Start
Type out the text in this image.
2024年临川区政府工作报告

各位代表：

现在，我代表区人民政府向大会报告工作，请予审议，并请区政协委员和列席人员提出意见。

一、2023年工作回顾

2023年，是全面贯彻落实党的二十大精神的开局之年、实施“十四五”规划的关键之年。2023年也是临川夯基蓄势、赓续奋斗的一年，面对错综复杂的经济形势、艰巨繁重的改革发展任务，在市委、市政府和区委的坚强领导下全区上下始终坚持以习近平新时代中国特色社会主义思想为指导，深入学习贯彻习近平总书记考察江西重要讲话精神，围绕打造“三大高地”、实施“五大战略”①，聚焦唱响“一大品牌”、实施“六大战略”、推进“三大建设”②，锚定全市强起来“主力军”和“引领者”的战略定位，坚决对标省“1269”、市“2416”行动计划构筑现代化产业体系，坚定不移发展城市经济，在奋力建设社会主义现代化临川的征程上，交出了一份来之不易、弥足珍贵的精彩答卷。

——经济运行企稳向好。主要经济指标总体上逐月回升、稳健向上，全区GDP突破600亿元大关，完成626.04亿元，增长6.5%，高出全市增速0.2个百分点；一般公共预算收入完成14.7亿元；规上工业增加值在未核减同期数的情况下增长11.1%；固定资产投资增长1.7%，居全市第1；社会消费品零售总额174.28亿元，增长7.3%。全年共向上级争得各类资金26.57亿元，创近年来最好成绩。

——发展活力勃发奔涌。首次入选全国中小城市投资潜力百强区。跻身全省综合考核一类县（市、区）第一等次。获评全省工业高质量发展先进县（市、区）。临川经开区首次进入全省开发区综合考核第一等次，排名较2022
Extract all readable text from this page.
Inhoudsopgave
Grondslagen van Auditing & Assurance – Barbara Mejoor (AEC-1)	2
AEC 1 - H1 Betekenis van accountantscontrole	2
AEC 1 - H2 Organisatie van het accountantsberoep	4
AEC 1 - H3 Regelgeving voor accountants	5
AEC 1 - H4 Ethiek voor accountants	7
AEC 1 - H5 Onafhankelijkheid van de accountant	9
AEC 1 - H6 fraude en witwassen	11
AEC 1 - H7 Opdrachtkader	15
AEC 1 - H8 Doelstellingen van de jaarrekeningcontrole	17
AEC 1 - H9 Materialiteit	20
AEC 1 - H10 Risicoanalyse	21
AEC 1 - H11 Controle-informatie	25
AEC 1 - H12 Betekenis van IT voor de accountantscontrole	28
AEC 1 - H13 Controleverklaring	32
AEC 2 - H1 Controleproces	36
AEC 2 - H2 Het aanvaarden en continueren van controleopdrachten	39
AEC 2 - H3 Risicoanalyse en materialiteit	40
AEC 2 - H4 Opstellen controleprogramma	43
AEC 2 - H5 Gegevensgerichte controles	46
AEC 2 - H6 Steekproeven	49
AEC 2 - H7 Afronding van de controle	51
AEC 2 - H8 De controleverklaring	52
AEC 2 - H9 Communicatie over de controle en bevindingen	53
End
Directions
Repeat the entries exactly, all of them.

Solution for this problem
Type out the text in this image.
2024年临川区政府工作报告

各位代表：

现在，我代表区人民政府向大会报告工作，请予审议，并请区政协委员和列席人员提出意见。

一、2023年工作回顾

2023年，是全面贯彻落实党的二十大精神的开局之年、实施“十四五”规划的关键之年。2023年也是临川夯基蓄势、赓续奋斗的一年，面对错综复杂的经济形势、艰巨繁重的改革发展任务，在市委、市政府和区委的坚强领导下全区上下始终坚持以习近平新时代中国特色社会主义思想为指导，深入学习贯彻习近平总书记考察江西重要讲话精神，围绕打造“三大高地”、实施“五大战略”①，聚焦唱响“一大品牌”、实施“六大战略”、推进“三大建设”②，锚定全市强起来“主力军”和“引领者”的战略定位，坚决对标省“1269”、市“2416”行动计划构筑现代化产业体系，坚定不移发展城市经济，在奋力建设社会主义现代化临川的征程上，交出了一份来之不易、弥足珍贵的精彩答卷。

——经济运行企稳向好。主要经济指标总体上逐月回升、稳健向上，全区GDP突破600亿元大关，完成626.04亿元，增长6.5%，高出全市增速0.2个百分点；一般公共预算收入完成14.7亿元；规上工业增加值在未核减同期数的情况下增长11.1%；固定资产投资增长1.7%，居全市第1；社会消费品零售总额174.28亿元，增长7.3%。全年共向上级争得各类资金26.57亿元，创近年来最好成绩。

——发展活力勃发奔涌。首次入选全国中小城市投资潜力百强区。跻身全省综合考核一类县（市、区）第一等次。获评全省工业高质量发展先进县（市、区）。临川经开区首次进入全省开发区综合考核第一等次，排名较2022
Extract all readable text from this page.
Inhoudsopgave
Grondslagen van Auditing & Assurance – Barbara Mejoor (AEC-1)	2
AEC 1 - H1 Betekenis van accountantscontrole	2
AEC 1 - H2 Organisatie van het accountantsberoep	4
AEC 1 - H3 Regelgeving voor accountants	5
AEC 1 - H4 Ethiek voor accountants	7
AEC 1 - H5 Onafhankelijkheid van de accountant	9
AEC 1 - H6 fraude en witwassen	11
AEC 1 - H7 Opdrachtkader	15
AEC 1 - H8 Doelstellingen van de jaarrekeningcontrole	17
AEC 1 - H9 Materialiteit	20
AEC 1 - H10 Risicoanalyse	21
AEC 1 - H11 Controle-informatie	25
AEC 1 - H12 Betekenis van IT voor de accountantscontrole	28
AEC 1 - H13 Controleverklaring	32
AEC 2 - H1 Controleproces	36
AEC 2 - H2 Het aanvaarden en continueren van controleopdrachten	39
AEC 2 - H3 Risicoanalyse en materialiteit	40
AEC 2 - H4 Opstellen controleprogramma	43
AEC 2 - H5 Gegevensgerichte controles	46
AEC 2 - H6 Steekproeven	49
AEC 2 - H7 Afronding van de controle	51
AEC 2 - H8 De controleverklaring	52
AEC 2 - H9 Communicatie over de controle en bevindingen	53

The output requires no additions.